Using the album review below, answer these questions:
(a) Which two earlier albums began the trilogy that 'I need a new war' concludes?
(b) Which record is named as the chief inspiration heard in 'Blankets'?
(c) On which song does the line 'everybody's talking about the President' appear?
***** PASSAGE TO READ *****
‘I need a new war’ - named after a lyric in the album’s American Civil War Union General referencing ‘Grant at Galena’ - is the concluding part of a trilogy that commenced with 2015’s ‘Faith In The Future’ and 2017’s ‘We all want the same things’.

By now you oughta know what to expect, understand what you get: (sub)urban slices and snapshots, (un)seen snippets of (un)lived lives and rural ruminations of time, place, space and the personal politics of modern everyday existence. Drinking, thinking, sinking, bars, cars, girls, boys, foreclosures of shops and relationships and the inner/outer noise(s) of the precipitous consumption of the pleasure classes (‘‘A bathtub in the kitchen’s hospitable Frances’s sage advice to ‘always tips big on the first round’) all frame Finn’s landscape.

Chief inspiration Big Boss Man Springsteen’s ‘The River’ sonically streams and gushes through ‘Blankets’ with its heartland invocations ‘when you’re home on the prairie there’s still a couple of people you can call’ amounting to a harmonica-melancholia of plaintive fortuitous virtuosity.

Graffiti art and its subversive properties are stifled on ‘Magic Marker’ where ‘everybody’s talking about the President and me, I’m never sure what I should say’. An implicit tale of the polarising effects of politics, what could (and probably should) unify only diversifies, opinions vary amongst communities with cohesion an invisible lesion.
***** MATERIAL SHOWN *****
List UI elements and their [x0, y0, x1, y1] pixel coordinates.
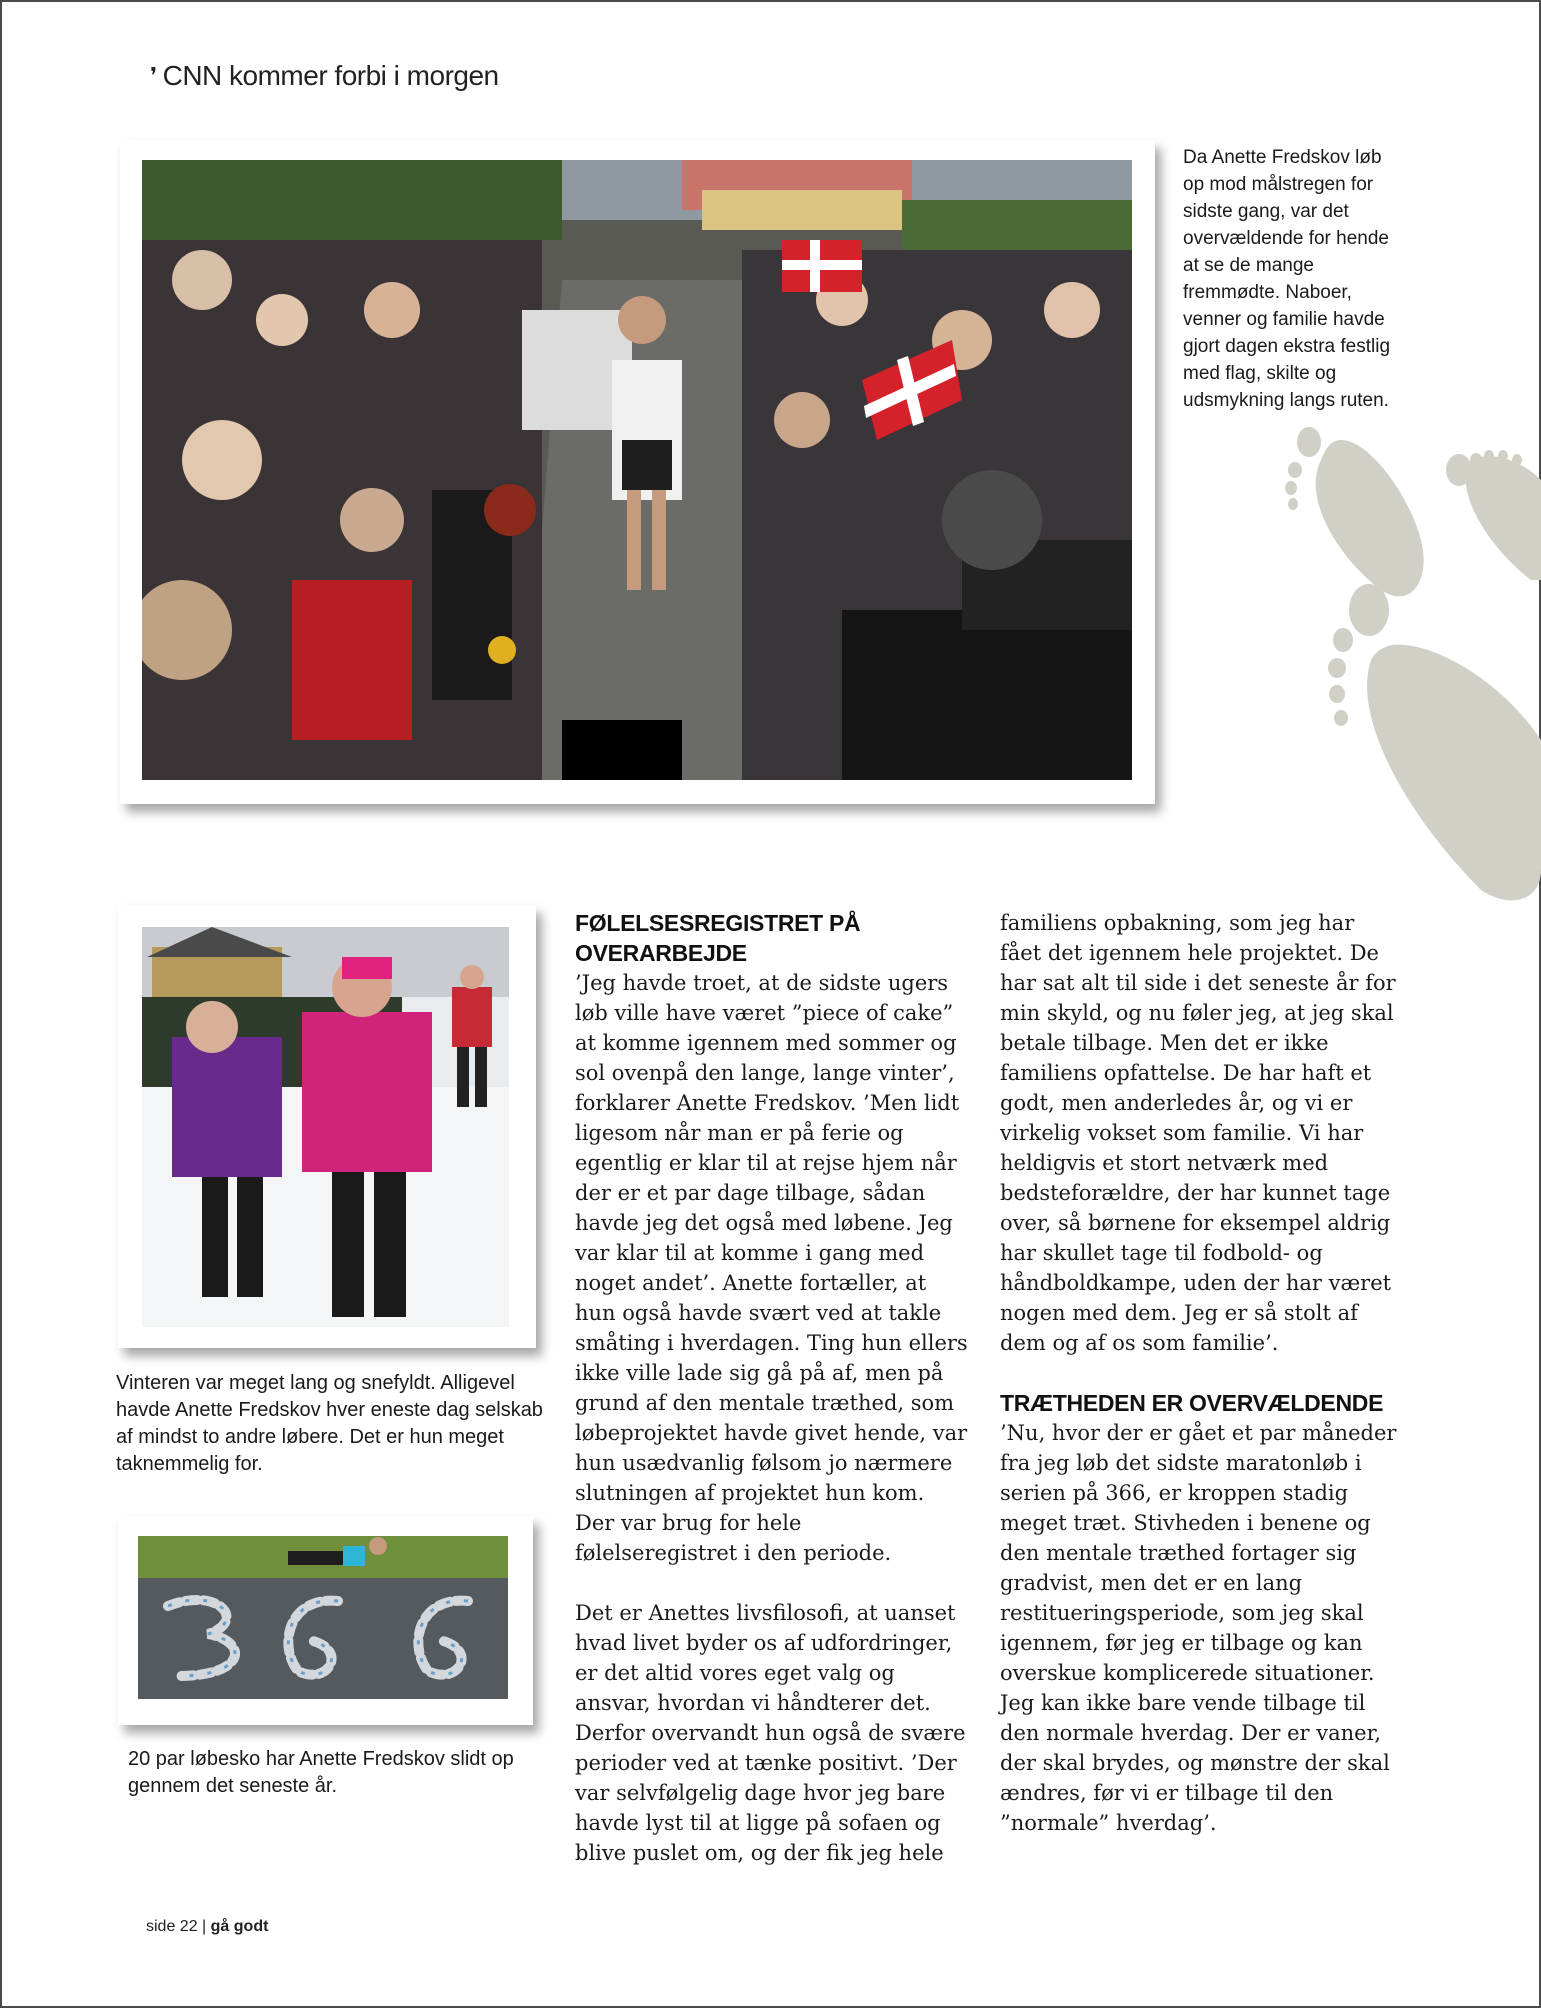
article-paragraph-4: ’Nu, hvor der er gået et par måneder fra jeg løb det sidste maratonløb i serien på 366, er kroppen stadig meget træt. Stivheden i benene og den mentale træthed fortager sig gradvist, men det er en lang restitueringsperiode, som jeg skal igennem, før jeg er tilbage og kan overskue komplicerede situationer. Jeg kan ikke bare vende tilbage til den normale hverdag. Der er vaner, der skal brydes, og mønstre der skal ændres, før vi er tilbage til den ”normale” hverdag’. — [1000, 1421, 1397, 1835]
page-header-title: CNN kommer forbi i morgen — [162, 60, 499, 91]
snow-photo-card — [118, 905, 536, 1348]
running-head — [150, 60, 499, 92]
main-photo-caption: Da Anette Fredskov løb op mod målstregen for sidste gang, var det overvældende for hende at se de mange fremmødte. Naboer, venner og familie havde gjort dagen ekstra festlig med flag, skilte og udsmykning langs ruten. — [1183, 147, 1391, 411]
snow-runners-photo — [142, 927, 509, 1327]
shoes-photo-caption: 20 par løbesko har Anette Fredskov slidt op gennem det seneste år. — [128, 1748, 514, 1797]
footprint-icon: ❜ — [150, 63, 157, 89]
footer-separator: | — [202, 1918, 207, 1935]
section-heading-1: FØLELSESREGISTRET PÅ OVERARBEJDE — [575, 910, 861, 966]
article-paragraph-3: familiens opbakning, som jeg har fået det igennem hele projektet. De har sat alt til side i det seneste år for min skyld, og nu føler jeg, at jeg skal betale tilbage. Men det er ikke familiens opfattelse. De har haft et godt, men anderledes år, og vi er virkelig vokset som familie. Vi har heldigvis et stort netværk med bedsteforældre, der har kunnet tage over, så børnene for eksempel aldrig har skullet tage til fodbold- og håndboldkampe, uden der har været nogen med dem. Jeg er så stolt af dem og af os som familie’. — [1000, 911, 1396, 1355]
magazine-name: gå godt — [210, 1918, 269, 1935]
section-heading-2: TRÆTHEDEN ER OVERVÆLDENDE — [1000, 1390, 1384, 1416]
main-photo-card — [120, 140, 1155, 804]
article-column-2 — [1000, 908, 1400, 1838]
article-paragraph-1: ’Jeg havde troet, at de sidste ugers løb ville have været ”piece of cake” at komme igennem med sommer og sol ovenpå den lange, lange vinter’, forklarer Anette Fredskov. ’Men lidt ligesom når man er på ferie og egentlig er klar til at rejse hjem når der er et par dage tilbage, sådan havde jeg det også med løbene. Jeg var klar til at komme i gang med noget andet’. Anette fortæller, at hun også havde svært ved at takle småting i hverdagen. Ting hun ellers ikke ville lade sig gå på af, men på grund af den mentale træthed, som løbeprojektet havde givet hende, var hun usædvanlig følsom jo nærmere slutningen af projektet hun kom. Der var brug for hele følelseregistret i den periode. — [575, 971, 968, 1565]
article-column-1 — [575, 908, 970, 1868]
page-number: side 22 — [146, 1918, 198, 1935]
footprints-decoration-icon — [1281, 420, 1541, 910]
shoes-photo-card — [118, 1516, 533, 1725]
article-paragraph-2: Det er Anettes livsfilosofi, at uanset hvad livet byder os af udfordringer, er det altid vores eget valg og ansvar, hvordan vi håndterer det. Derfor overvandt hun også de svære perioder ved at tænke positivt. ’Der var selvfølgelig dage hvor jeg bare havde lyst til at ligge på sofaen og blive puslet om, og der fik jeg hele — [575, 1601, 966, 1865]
*****
__SOLUTION TO THIS PROBLEM__.
(a) 2015's 'Faith In The Future' and 2017's 'We all want the same things'
(b) Springsteen's 'The River'
(c) 'Magic Marker'